▶ _Recorded data_
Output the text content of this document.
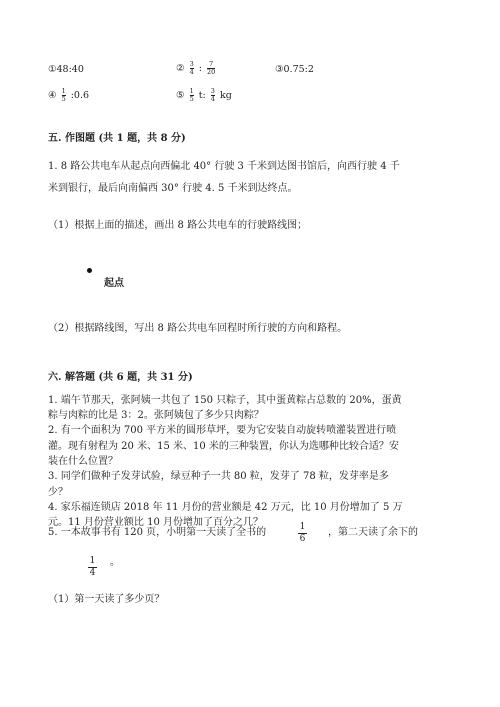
①48:40	② $\frac{3}{4}$ : $\frac{7}{20}$	③0.75:2
④ $\frac{1}{5}$ :0.6	⑤ $\frac{1}{5} t$: $\frac{3}{4}$ kg
五. 作图题 (共 1 题，共 8 分)
1. 8 路公共电车从起点向西偏北 40° 行驶 3 千米到达图书馆后，向西行驶 4 千
米到银行，最后向南偏西 30° 行驶 4. 5 千米到达终点。
（1）根据上面的描述，画出 8 路公共电车的行驶路线图；
起点
（2）根据路线图，写出 8 路公共电车回程时所行驶的方向和路程。
六. 解答题 (共 6 题，共 31 分)
1. 端午节那天，张阿姨一共包了 150 只粽子，其中蛋黄粽占总数的 20%，蛋黄
粽与肉粽的比是 3：2。张阿姨包了多少只肉粽？
2. 有一个面积为 700 平方米的圆形草坪，要为它安装自动旋转喷灌装置进行喷
灌。现有射程为 20 米、15 米、10 米的三种装置，你认为选哪种比较合适？安
装在什么位置？
3. 同学们做种子发芽试验，绿豆种子一共 80 粒，发芽了 78 粒，发芽率是多
少？
4. 家乐福连锁店 2018 年 11 月份的营业额是 42 万元，比 10 月份增加了 5 万
元。11 月份营业额比 10 月份增加了百分之几？
5. 一本故事书有 120 页，小明第一天读了全书的	$\frac{1}{6}$ ，第二天读了余下的
$\frac{1}{4}$ 。
（1）第一天读了多少页？
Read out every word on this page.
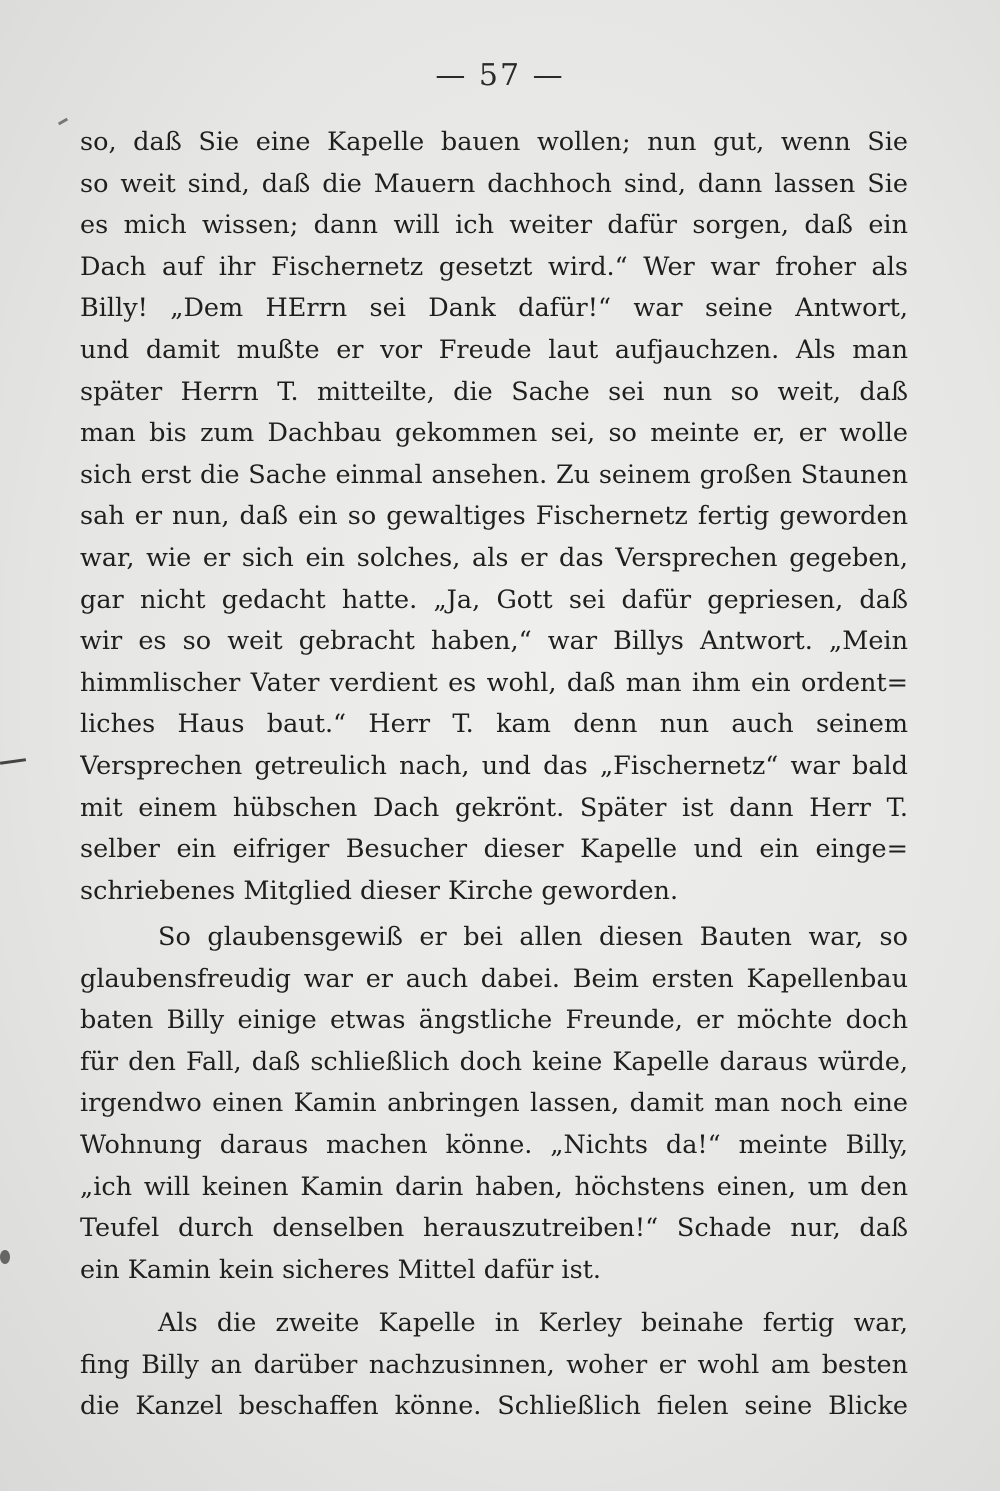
— 57 —
so, daß Sie eine Kapelle bauen wollen; nun gut, wenn Sie
so weit sind, daß die Mauern dachhoch sind, dann lassen Sie
es mich wissen; dann will ich weiter dafür sorgen, daß ein
Dach auf ihr Fischernetz gesetzt wird.“ Wer war froher als
Billy! „Dem HErrn sei Dank dafür!“ war seine Antwort,
und damit mußte er vor Freude laut aufjauchzen. Als man
später Herrn T. mitteilte, die Sache sei nun so weit, daß
man bis zum Dachbau gekommen sei, so meinte er, er wolle
sich erst die Sache einmal ansehen. Zu seinem großen Staunen
sah er nun, daß ein so gewaltiges Fischernetz fertig geworden
war, wie er sich ein solches, als er das Versprechen gegeben,
gar nicht gedacht hatte. „Ja, Gott sei dafür gepriesen, daß
wir es so weit gebracht haben,“ war Billys Antwort. „Mein
himmlischer Vater verdient es wohl, daß man ihm ein ordent=
liches Haus baut.“ Herr T. kam denn nun auch seinem
Versprechen getreulich nach, und das „Fischernetz“ war bald
mit einem hübschen Dach gekrönt. Später ist dann Herr T.
selber ein eifriger Besucher dieser Kapelle und ein einge=
schriebenes Mitglied dieser Kirche geworden.
So glaubensgewiß er bei allen diesen Bauten war, so
glaubensfreudig war er auch dabei. Beim ersten Kapellenbau
baten Billy einige etwas ängstliche Freunde, er möchte doch
für den Fall, daß schließlich doch keine Kapelle daraus würde,
irgendwo einen Kamin anbringen lassen, damit man noch eine
Wohnung daraus machen könne. „Nichts da!“ meinte Billy,
„ich will keinen Kamin darin haben, höchstens einen, um den
Teufel durch denselben herauszutreiben!“ Schade nur, daß
ein Kamin kein sicheres Mittel dafür ist.
Als die zweite Kapelle in Kerley beinahe fertig war,
fing Billy an darüber nachzusinnen, woher er wohl am besten
die Kanzel beschaffen könne. Schließlich fielen seine Blicke
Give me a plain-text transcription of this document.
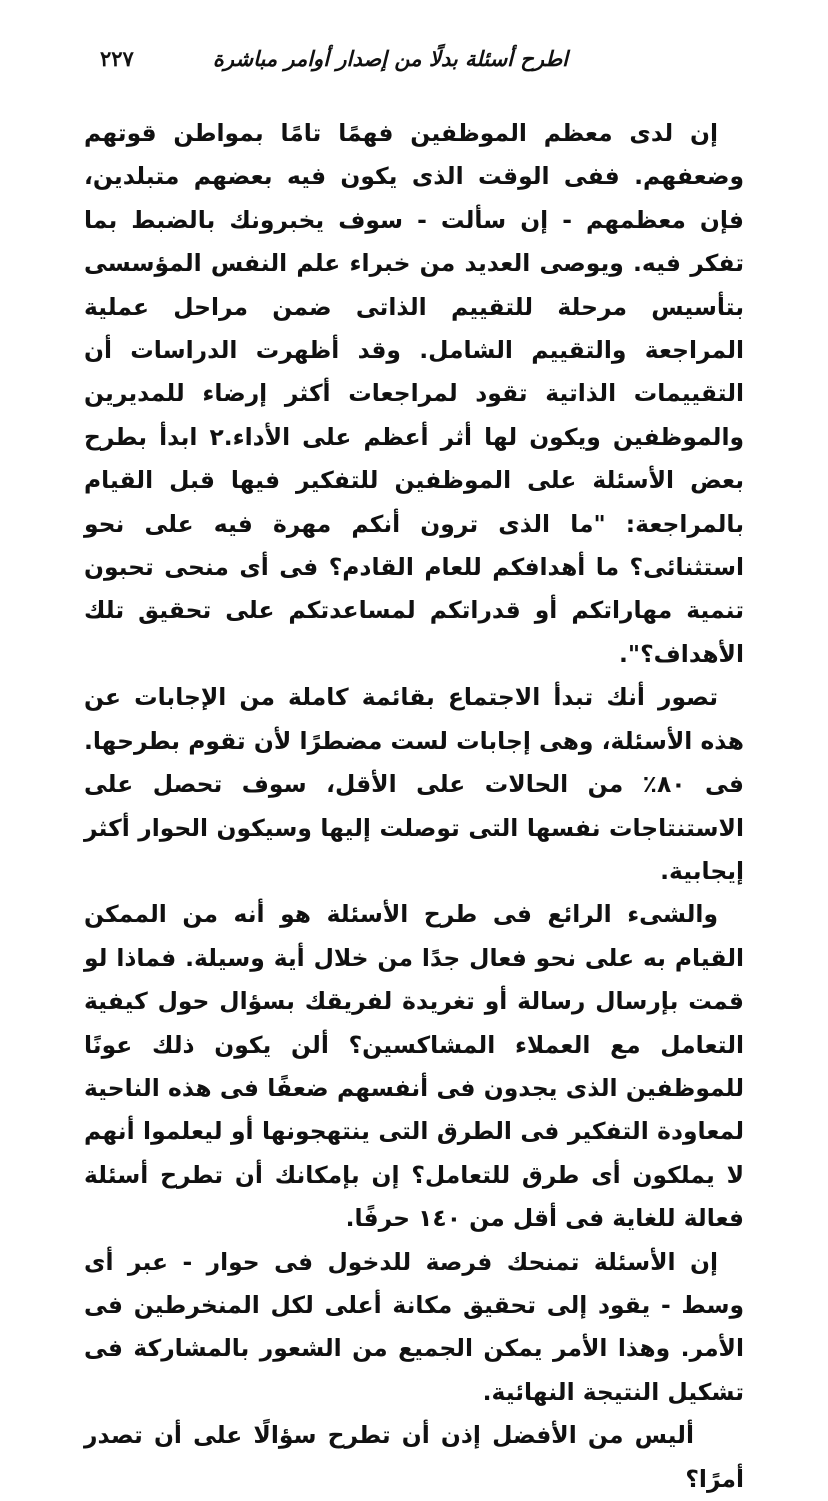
اطرح أسئلة بدلًا من إصدار أوامر مباشرة
٢٢٧

إن لدى معظم الموظفين فهمًا تامًا بمواطن قوتهم وضعفهم. ففى الوقت الذى يكون فيه بعضهم متبلدين، فإن معظمهم - إن سألت - سوف يخبرونك بالضبط بما تفكر فيه. ويوصى العديد من خبراء علم النفس المؤسسى بتأسيس مرحلة للتقييم الذاتى ضمن مراحل عملية المراجعة والتقييم الشامل. وقد أظهرت الدراسات أن التقييمات الذاتية تقود لمراجعات أكثر إرضاء للمديرين والموظفين ويكون لها أثر أعظم على الأداء.٢ ابدأ بطرح بعض الأسئلة على الموظفين للتفكير فيها قبل القيام بالمراجعة: "ما الذى ترون أنكم مهرة فيه على نحو استثنائى؟ ما أهدافكم للعام القادم؟ فى أى منحى تحبون تنمية مهاراتكم أو قدراتكم لمساعدتكم على تحقيق تلك الأهداف؟".

تصور أنك تبدأ الاجتماع بقائمة كاملة من الإجابات عن هذه الأسئلة، وهى إجابات لست مضطرًا لأن تقوم بطرحها. فى ٨٠٪ من الحالات على الأقل، سوف تحصل على الاستنتاجات نفسها التى توصلت إليها وسيكون الحوار أكثر إيجابية.

والشىء الرائع فى طرح الأسئلة هو أنه من الممكن القيام به على نحو فعال جدًا من خلال أية وسيلة. فماذا لو قمت بإرسال رسالة أو تغريدة لفريقك بسؤال حول كيفية التعامل مع العملاء المشاكسين؟ ألن يكون ذلك عونًا للموظفين الذى يجدون فى أنفسهم ضعفًا فى هذه الناحية لمعاودة التفكير فى الطرق التى ينتهجونها أو ليعلموا أنهم لا يملكون أى طرق للتعامل؟ إن بإمكانك أن تطرح أسئلة فعالة للغاية فى أقل من ١٤٠ حرفًا.

إن الأسئلة تمنحك فرصة للدخول فى حوار - عبر أى وسط - يقود إلى تحقيق مكانة أعلى لكل المنخرطين فى الأمر. وهذا الأمر يمكن الجميع من الشعور بالمشاركة فى تشكيل النتيجة النهائية.

أليس من الأفضل إذن أن تطرح سؤالًا على أن تصدر أمرًا؟
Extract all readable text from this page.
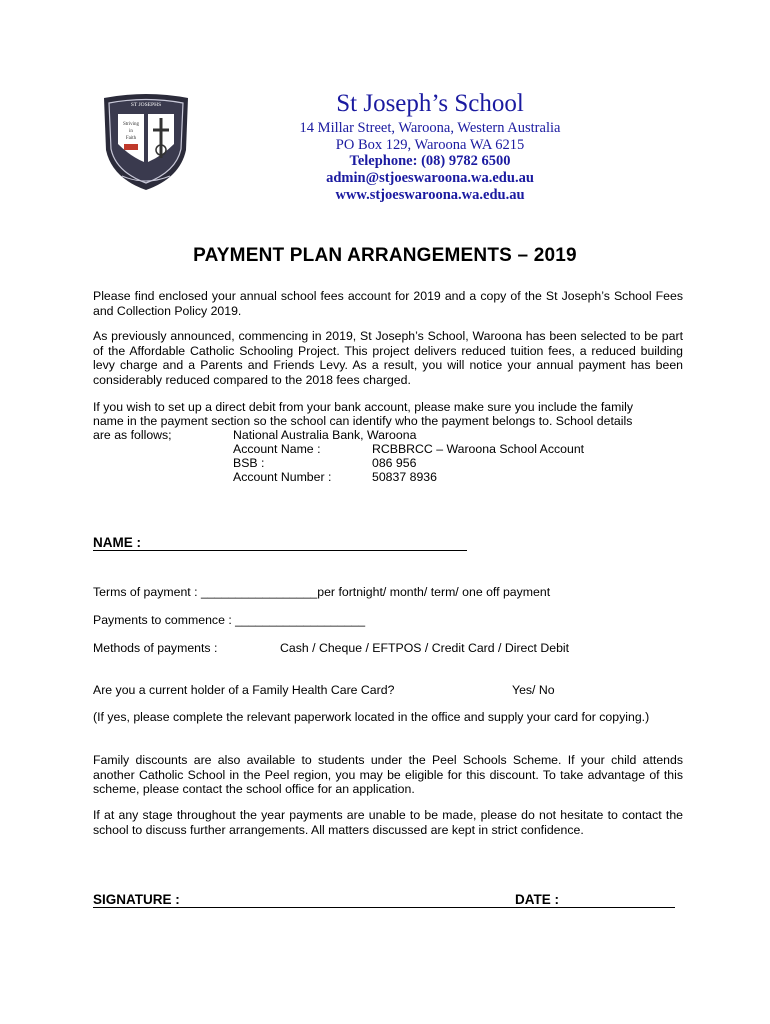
ST JOSEPHS
Striving
in
Faith
St Joseph’s School
14 Millar Street, Waroona, Western Australia
PO Box 129, Waroona WA 6215
Telephone: (08) 9782 6500
admin@stjoeswaroona.wa.edu.au
www.stjoeswaroona.wa.edu.au
PAYMENT PLAN ARRANGEMENTS – 2019
Please find enclosed your annual school fees account for 2019 and a copy of the St Joseph’s School Fees and Collection Policy 2019.
As previously announced, commencing in 2019, St Joseph’s School, Waroona has been selected to be part of the Affordable Catholic Schooling Project. This project delivers reduced tuition fees, a reduced building levy charge and a Parents and Friends Levy. As a result, you will notice your annual payment has been considerably reduced compared to the 2018 fees charged.
If you wish to set up a direct debit from your bank account, please make sure you include the family
name in the payment section so the school can identify who the payment belongs to. School details
are as follows;	National Australia Bank, Waroona
Account Name :	RCBBRCC – Waroona School Account
BSB :	086 956
Account Number :	50837 8936
NAME :
Terms of payment : _________________per fortnight/ month/ term/ one off payment
Payments to commence : ___________________
Methods of payments :	Cash / Cheque / EFTPOS / Credit Card / Direct Debit
Are you a current holder of a Family Health Care Card?	Yes/ No
(If yes, please complete the relevant paperwork located in the office and supply your card for copying.)
Family discounts are also available to students under the Peel Schools Scheme. If your child attends another Catholic School in the Peel region, you may be eligible for this discount. To take advantage of this scheme, please contact the school office for an application.
If at any stage throughout the year payments are unable to be made, please do not hesitate to contact the school to discuss further arrangements. All matters discussed are kept in strict confidence.
SIGNATURE :	DATE :
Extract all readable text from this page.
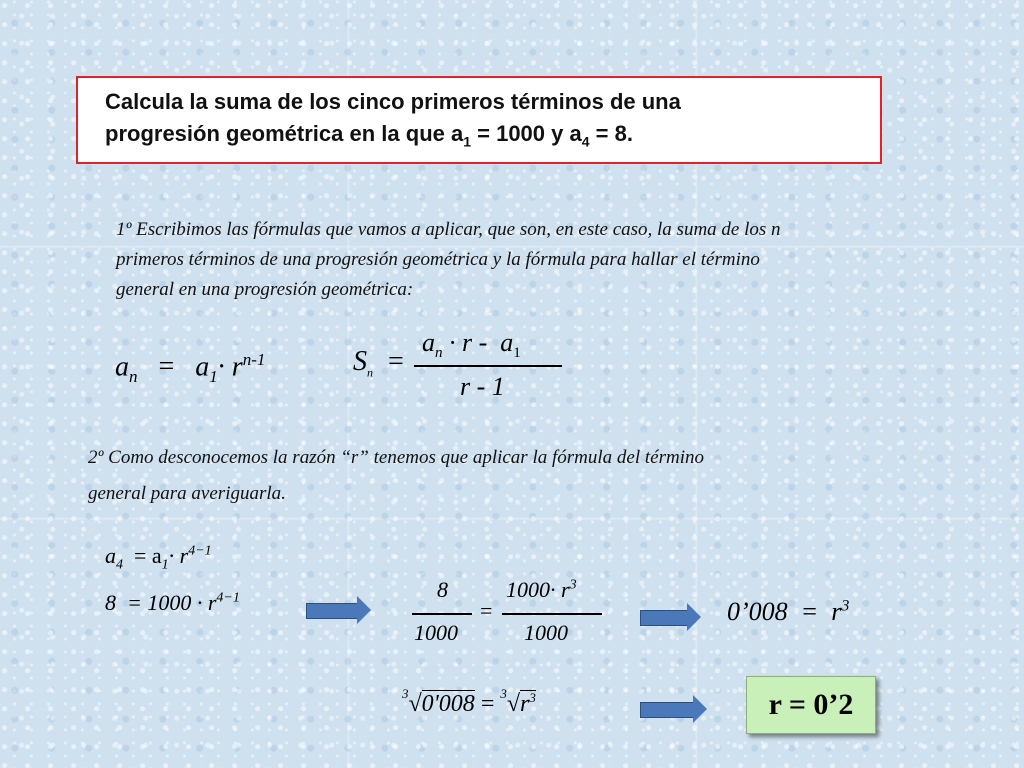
Calcula la suma de los cinco primeros términos de una
progresión geométrica en la que $a_1 = 1000$ y $a_4 = 8$.
1º Escribimos las fórmulas que vamos a aplicar, que son, en este caso, la suma de los n
primeros términos de una progresión geométrica y la fórmula para hallar el término
general en una progresión geométrica:
$a_n = a_1\cdot r^{n-1}$	$S_n$ =
$a_n \cdot r - a_1$
r - 1
2º Como desconocemos la razón “r” tenemos que aplicar la fórmula del término
general para averiguarla.
$a_4 = a_1\cdot r^{4-1}$
$8 = 1000 \cdot r^{4-1}$	8
1000
=
$1000\cdot r^3$
1000
0’008  =  $r^3$
$^3√0'008 = ^3√r^3$	r = 0’2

▶ _Requirement_
Extract each line holding the word "Sache" from the records.

▶ _Exercise answer_
später Herrn T. mitteilte, die Sache sei nun so weit, daß
sich erst die Sache einmal ansehen. Zu seinem großen Staunen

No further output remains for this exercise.